* **Задания**
1. Перечислите всех древних предков человека, которые названы в отрывке об инстинктах человека.
2. Продолжите отрывок об инстинктах человека с того места, на котором он заканчивается.
==== Цитируемый отрывок
Совокупился бы Вертер с Шарлоттой, создал бы с ней добропорядочную в немецком духе буржуазно-мещанскую семейную жизнь — не покончил бы с собой.
У человека всю эту мерзость скрашивает жажда обладания духовного, инстинкт к пересозданию, к улучшению человека, т. е. инстинкт власти и инстинкт творческий. Только эти инстинкты — нечто отделяющее нас от четвероногих братьев. И… может быть, оба эти инстинкта лишь производное от сексуального инстинкта (догадка моего пятнадцатилетнего возраста).
Неандерталец, а раньше питекантроп и сикантроп блуждали по каким-то участкам мира, вступали в единоборство со зверями, питались и совокуплялись. Всё… Инстинкт господства и созидания появился позднее; конечно, из какой-то нужды появился.
Экономическая база… Давняя, биологическая, до сих пор довлеет над человеческим обществом.
========
==== Исходные данные
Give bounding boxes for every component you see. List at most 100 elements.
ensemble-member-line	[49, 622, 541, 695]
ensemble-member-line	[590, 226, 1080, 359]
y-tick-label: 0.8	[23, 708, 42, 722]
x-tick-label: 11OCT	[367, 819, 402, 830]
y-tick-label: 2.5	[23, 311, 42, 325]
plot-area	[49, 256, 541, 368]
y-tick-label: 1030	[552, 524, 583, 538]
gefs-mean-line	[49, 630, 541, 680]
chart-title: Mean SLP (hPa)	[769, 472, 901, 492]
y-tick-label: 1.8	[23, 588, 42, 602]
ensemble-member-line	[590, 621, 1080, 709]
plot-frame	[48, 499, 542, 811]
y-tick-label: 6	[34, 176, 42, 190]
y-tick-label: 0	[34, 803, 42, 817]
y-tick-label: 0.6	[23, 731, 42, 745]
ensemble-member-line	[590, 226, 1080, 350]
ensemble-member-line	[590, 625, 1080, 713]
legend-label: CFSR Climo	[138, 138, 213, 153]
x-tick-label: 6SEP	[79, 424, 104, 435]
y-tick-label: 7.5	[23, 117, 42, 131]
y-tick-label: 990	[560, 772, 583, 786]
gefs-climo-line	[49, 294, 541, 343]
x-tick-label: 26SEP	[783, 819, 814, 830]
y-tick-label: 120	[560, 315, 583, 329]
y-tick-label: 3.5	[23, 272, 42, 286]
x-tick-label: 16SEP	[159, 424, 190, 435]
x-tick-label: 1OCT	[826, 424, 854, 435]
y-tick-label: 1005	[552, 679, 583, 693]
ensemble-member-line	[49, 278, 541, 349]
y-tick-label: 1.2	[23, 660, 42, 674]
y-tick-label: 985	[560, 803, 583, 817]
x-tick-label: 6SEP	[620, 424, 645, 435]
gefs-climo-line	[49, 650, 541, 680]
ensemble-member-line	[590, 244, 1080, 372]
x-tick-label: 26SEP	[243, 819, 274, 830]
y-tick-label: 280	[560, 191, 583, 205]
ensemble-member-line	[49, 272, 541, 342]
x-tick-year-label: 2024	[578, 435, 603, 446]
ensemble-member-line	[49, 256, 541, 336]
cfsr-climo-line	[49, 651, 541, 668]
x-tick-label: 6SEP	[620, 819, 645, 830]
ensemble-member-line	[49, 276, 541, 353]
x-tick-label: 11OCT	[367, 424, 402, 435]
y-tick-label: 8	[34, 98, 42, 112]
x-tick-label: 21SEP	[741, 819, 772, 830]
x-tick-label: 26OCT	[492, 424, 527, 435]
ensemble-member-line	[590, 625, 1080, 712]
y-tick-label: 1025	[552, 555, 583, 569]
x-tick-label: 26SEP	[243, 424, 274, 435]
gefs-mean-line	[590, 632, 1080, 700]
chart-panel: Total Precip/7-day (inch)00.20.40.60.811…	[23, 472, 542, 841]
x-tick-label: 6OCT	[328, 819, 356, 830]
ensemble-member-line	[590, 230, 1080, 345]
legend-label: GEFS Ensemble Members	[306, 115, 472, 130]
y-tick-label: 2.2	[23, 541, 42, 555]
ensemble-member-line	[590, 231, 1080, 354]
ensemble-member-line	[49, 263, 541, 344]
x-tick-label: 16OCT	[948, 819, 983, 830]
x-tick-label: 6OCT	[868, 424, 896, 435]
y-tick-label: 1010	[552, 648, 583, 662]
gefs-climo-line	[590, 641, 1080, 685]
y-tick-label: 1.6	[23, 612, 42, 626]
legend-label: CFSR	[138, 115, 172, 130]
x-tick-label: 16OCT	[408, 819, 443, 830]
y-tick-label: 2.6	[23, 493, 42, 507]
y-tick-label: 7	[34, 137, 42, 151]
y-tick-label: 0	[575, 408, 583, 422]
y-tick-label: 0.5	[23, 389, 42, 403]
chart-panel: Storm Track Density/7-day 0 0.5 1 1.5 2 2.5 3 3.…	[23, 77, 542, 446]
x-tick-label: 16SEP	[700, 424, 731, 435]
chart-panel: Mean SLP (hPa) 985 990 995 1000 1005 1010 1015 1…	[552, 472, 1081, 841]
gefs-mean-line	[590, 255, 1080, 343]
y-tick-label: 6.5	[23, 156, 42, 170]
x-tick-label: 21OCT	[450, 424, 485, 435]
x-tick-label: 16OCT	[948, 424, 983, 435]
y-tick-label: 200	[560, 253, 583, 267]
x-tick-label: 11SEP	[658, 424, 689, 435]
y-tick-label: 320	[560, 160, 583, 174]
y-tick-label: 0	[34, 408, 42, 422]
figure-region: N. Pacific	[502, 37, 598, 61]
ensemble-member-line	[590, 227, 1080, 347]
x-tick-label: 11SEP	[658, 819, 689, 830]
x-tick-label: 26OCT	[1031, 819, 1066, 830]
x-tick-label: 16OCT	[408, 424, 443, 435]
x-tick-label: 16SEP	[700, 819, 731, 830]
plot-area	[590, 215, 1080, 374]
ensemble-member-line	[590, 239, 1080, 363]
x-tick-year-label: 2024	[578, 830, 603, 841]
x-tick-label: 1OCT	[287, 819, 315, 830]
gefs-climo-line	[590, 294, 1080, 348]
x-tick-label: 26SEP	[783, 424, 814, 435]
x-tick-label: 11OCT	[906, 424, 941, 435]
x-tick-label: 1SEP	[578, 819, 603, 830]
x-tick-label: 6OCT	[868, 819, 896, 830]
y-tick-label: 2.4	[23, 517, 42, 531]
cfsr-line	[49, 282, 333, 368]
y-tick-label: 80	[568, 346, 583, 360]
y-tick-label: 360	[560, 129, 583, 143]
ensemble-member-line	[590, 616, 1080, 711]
========
* **Ответы**
1. Неандерталец, питекантроп, сикантроп.

2.
Убеждения. Ненависть к какому-то социальному и полит<ическому> строю. Беспокоит ли меня так уж сильно несвобода личности вообще? Честно говоря — нет! Очень малое число людей достойно этой свободы. Большинство великолепно чувствует себя в рабстве. «Дай работнику небольшую собственность, — говорит Герцен (в „С того берега“), — и он станет мещанином, мелким рантье», и соц. революция превратится в вещь очень проблематичную [164].
Дай существ<енную> власть даже моим пострадавшим друзьям (В. М. и другим), удовлетворительный жизненный минимум (квартиру, более или менее обеспечивающую и не слишком выматывающую работу, свободное время, некоторую сумму развлечений и удовольствий), и ничего больше они не потребуют и почувствуют предел возможного счастья.
Таким, как я, этого мало. Безумная жажда самоутверждения, творчества, власти над человеческой душой, жажда изменения мира — свойства печальные, асоциальные, преступные.
Но при чем тут убеждения? Разве я заинтересована в благе для всего мира? В самоутверждении? В бессмертии?
23/III. Люди попали не под колесницу Джагернадта [165], а под ассенизационный обоз.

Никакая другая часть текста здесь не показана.